Saved entries
──────
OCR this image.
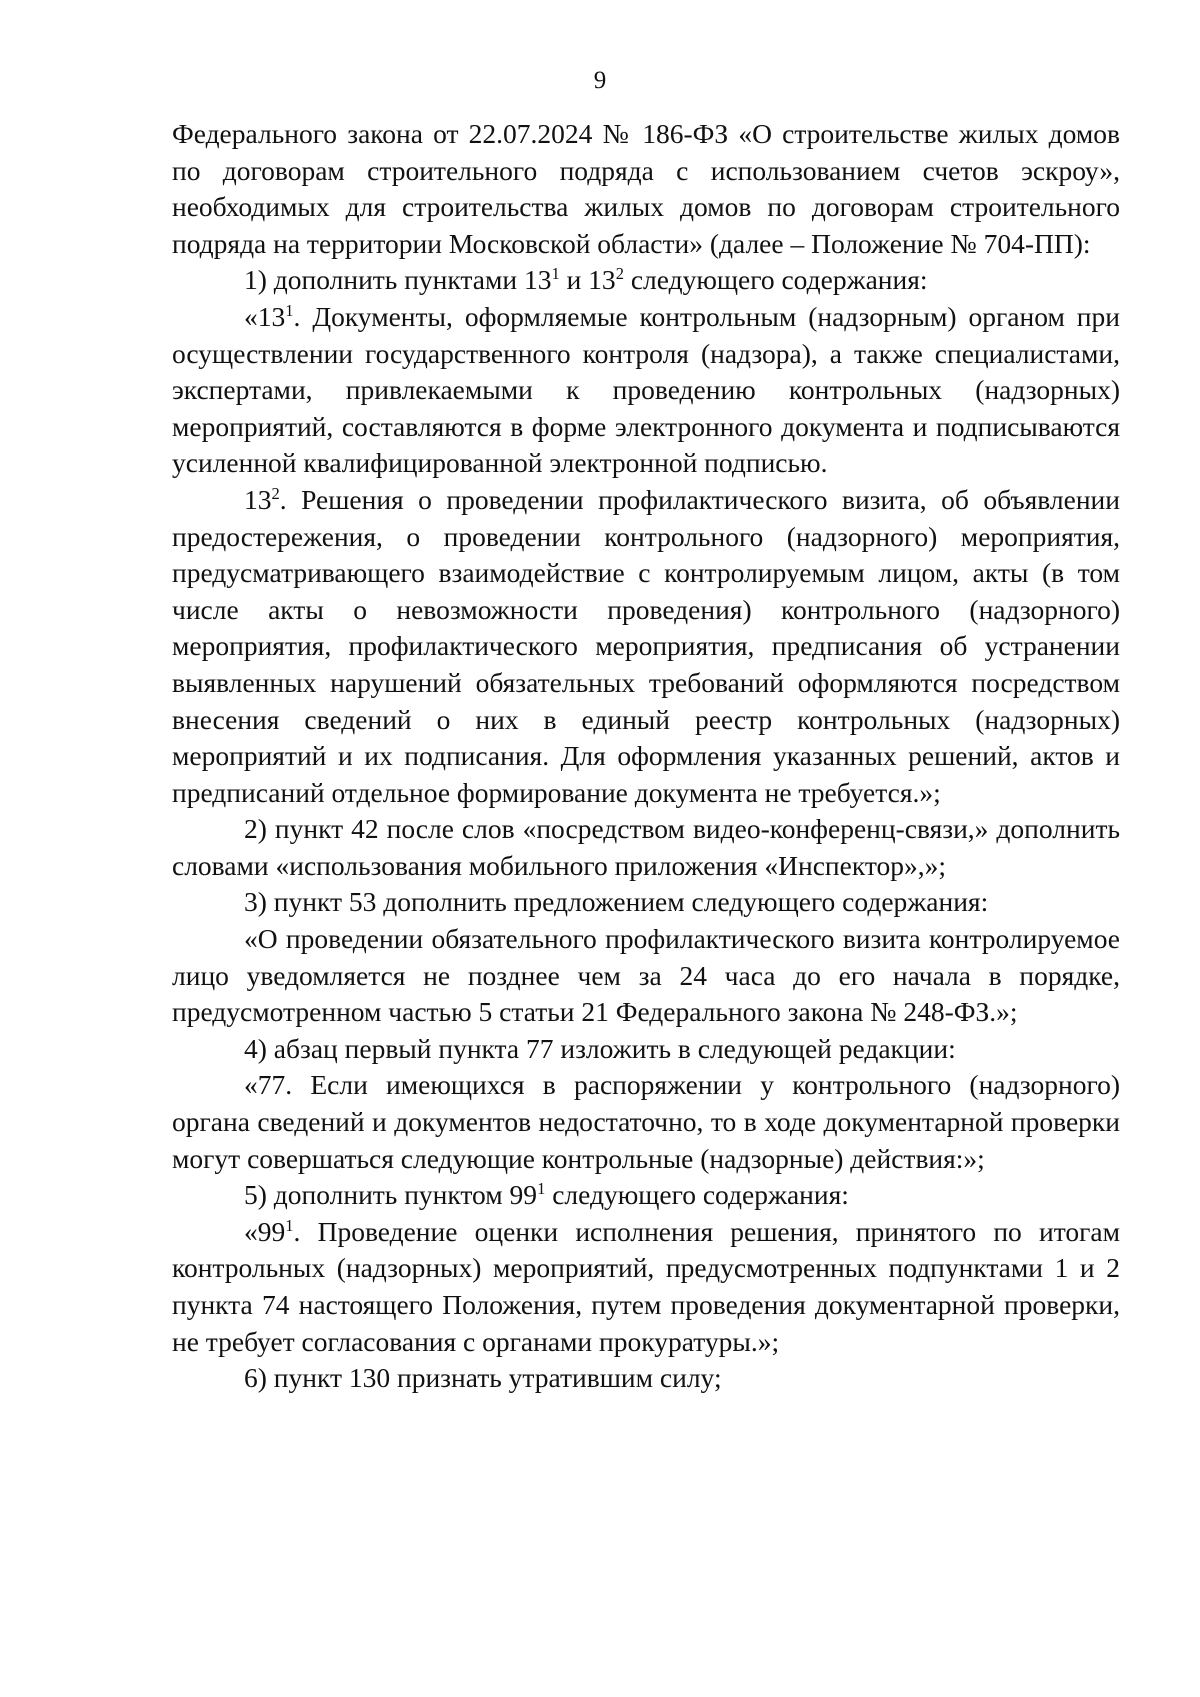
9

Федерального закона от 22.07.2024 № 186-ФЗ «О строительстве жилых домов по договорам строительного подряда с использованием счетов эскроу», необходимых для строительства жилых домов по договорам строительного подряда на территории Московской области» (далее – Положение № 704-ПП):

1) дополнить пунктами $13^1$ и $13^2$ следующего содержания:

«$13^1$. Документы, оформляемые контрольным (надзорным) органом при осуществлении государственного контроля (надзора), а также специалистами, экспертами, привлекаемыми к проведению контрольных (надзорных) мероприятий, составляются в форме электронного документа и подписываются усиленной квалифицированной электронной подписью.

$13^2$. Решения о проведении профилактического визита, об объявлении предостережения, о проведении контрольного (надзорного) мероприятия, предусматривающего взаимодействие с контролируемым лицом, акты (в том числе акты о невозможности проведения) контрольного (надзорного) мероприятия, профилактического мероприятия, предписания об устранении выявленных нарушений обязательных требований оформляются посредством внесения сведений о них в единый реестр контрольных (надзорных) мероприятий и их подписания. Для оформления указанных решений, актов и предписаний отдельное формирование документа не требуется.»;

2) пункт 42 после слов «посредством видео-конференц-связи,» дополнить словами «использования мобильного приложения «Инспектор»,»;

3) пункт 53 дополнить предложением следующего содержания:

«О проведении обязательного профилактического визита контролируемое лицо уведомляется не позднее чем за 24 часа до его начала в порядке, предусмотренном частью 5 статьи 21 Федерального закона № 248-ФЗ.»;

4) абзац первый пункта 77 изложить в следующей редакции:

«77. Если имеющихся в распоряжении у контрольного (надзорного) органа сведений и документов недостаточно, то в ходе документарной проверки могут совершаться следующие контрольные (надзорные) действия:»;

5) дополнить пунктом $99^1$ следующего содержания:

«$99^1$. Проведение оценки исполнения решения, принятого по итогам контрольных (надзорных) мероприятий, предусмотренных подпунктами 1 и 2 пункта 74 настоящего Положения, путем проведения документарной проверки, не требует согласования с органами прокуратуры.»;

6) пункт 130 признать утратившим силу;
──────
Find the word "контрольного" in the data and show each line that holds it.

### In response
$13^2$. Решения о проведении профилактического визита, об объявлении предостережения, о проведении контрольного (надзорного) мероприятия, предусматривающего взаимодействие с контролируемым лицом, акты (в том числе акты о невозможности проведения) контрольного (надзорного) мероприятия, профилактического мероприятия, предписания об устранении выявленных нарушений обязательных требований оформляются посредством внесения сведений о них в единый реестр контрольных (надзорных) мероприятий и их подписания. Для оформления указанных решений, актов и предписаний отдельное формирование документа не требуется.»;
«77. Если имеющихся в распоряжении у контрольного (надзорного) органа сведений и документов недостаточно, то в ходе документарной проверки могут совершаться следующие контрольные (надзорные) действия:»;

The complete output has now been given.